* begin Items *

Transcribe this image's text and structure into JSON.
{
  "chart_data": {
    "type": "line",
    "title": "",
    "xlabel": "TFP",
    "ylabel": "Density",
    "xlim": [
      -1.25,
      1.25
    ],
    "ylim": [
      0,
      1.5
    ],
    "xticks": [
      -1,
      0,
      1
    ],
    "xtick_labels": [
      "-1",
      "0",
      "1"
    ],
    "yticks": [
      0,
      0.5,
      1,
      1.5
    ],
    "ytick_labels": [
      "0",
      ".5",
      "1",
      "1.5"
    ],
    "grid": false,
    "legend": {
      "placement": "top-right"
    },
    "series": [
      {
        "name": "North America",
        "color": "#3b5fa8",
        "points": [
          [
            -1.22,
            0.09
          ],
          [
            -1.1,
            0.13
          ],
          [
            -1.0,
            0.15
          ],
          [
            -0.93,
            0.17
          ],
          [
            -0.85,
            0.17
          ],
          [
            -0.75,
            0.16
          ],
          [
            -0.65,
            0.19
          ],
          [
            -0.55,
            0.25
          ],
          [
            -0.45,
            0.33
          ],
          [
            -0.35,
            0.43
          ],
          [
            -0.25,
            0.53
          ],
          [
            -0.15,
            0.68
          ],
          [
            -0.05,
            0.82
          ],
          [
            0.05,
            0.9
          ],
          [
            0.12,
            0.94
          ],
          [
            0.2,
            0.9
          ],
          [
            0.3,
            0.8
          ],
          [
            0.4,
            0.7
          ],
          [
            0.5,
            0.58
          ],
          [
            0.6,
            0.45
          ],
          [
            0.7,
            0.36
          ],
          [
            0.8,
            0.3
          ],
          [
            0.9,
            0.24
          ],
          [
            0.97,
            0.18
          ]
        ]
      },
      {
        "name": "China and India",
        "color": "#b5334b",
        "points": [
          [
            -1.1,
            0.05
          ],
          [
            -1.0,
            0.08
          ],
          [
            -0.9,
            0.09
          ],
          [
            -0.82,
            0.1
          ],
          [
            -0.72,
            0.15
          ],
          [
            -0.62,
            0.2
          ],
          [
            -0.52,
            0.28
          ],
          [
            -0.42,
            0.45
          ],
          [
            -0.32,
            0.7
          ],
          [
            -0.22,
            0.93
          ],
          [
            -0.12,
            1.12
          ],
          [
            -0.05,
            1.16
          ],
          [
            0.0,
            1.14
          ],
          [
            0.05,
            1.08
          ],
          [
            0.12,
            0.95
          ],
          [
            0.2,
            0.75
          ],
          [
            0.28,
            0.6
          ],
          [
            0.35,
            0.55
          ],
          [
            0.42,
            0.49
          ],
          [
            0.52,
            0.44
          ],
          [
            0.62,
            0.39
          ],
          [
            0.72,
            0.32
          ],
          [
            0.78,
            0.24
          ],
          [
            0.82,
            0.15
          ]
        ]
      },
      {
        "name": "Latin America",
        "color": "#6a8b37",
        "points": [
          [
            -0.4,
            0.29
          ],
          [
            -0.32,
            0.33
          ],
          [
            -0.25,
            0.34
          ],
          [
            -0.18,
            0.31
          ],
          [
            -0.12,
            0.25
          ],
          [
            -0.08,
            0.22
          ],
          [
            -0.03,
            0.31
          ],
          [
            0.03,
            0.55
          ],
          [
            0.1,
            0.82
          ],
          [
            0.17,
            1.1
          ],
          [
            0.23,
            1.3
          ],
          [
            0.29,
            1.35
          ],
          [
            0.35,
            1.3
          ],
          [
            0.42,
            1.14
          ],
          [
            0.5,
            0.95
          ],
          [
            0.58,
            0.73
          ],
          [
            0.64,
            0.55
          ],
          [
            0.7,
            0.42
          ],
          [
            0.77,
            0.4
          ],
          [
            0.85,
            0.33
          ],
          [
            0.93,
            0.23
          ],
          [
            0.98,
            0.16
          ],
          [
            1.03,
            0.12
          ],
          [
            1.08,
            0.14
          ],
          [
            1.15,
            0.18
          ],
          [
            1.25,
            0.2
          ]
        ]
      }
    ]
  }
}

* end Items *

> Instructions to follow: Gather all lines from the records above in which "name" appears.

> Answer for this exercise:
        "name": "North America",
        "name": "China and India",
        "name": "Latin America",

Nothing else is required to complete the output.